═══ Supplied information ═══

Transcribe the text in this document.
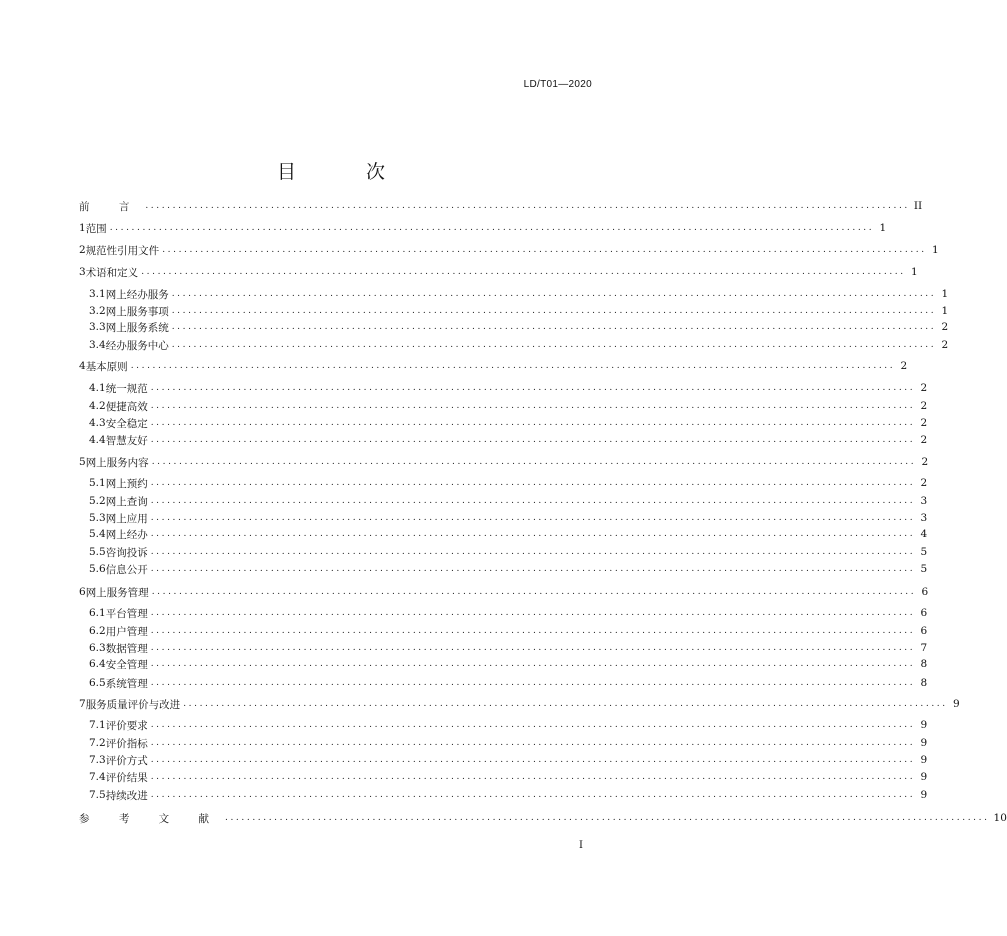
LD/T01—2020
目 次
前 言 ............................................................................................................................................ II
1 范围 ............................................................................................................................................ 1
2 规范性引用文件 ............................................................................................................................................ 1
3 术语和定义 ............................................................................................................................................ 1
3.1 网上经办服务 ............................................................................................................................................ 1
3.2 网上服务事项 ............................................................................................................................................ 1
3.3 网上服务系统 ............................................................................................................................................ 2
3.4 经办服务中心 ............................................................................................................................................ 2
4 基本原则 ............................................................................................................................................ 2
4.1 统一规范 ............................................................................................................................................ 2
4.2 便捷高效 ............................................................................................................................................ 2
4.3 安全稳定 ............................................................................................................................................ 2
4.4 智慧友好 ............................................................................................................................................ 2
5 网上服务内容 ............................................................................................................................................ 2
5.1 网上预约 ............................................................................................................................................ 2
5.2 网上查询 ............................................................................................................................................ 3
5.3 网上应用 ............................................................................................................................................ 3
5.4 网上经办 ............................................................................................................................................ 4
5.5 咨询投诉 ............................................................................................................................................ 5
5.6 信息公开 ............................................................................................................................................ 5
6 网上服务管理 ............................................................................................................................................ 6
6.1 平台管理 ............................................................................................................................................ 6
6.2 用户管理 ............................................................................................................................................ 6
6.3 数据管理 ............................................................................................................................................ 7
6.4 安全管理 ............................................................................................................................................ 8
6.5 系统管理 ............................................................................................................................................ 8
7 服务质量评价与改进 ............................................................................................................................................ 9
7.1 评价要求 ............................................................................................................................................ 9
7.2 评价指标 ............................................................................................................................................ 9
7.3 评价方式 ............................................................................................................................................ 9
7.4 评价结果 ............................................................................................................................................ 9
7.5 持续改进 ............................................................................................................................................ 9
参 考 文 献 ............................................................................................................................................ 10
I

═══

§ Given task
All of the material above needs to be restated exactly, with no pictures.

§ Reply
Transcribe the text in this document.
LD/T01—2020
目 次
前 言 ............................................................................................................................................ II
1 范围 ............................................................................................................................................ 1
2 规范性引用文件 ............................................................................................................................................ 1
3 术语和定义 ............................................................................................................................................ 1
3.1 网上经办服务 ............................................................................................................................................ 1
3.2 网上服务事项 ............................................................................................................................................ 1
3.3 网上服务系统 ............................................................................................................................................ 2
3.4 经办服务中心 ............................................................................................................................................ 2
4 基本原则 ............................................................................................................................................ 2
4.1 统一规范 ............................................................................................................................................ 2
4.2 便捷高效 ............................................................................................................................................ 2
4.3 安全稳定 ............................................................................................................................................ 2
4.4 智慧友好 ............................................................................................................................................ 2
5 网上服务内容 ............................................................................................................................................ 2
5.1 网上预约 ............................................................................................................................................ 2
5.2 网上查询 ............................................................................................................................................ 3
5.3 网上应用 ............................................................................................................................................ 3
5.4 网上经办 ............................................................................................................................................ 4
5.5 咨询投诉 ............................................................................................................................................ 5
5.6 信息公开 ............................................................................................................................................ 5
6 网上服务管理 ............................................................................................................................................ 6
6.1 平台管理 ............................................................................................................................................ 6
6.2 用户管理 ............................................................................................................................................ 6
6.3 数据管理 ............................................................................................................................................ 7
6.4 安全管理 ............................................................................................................................................ 8
6.5 系统管理 ............................................................................................................................................ 8
7 服务质量评价与改进 ............................................................................................................................................ 9
7.1 评价要求 ............................................................................................................................................ 9
7.2 评价指标 ............................................................................................................................................ 9
7.3 评价方式 ............................................................................................................................................ 9
7.4 评价结果 ............................................................................................................................................ 9
7.5 持续改进 ............................................................................................................................................ 9
参 考 文 献 ............................................................................................................................................ 10
I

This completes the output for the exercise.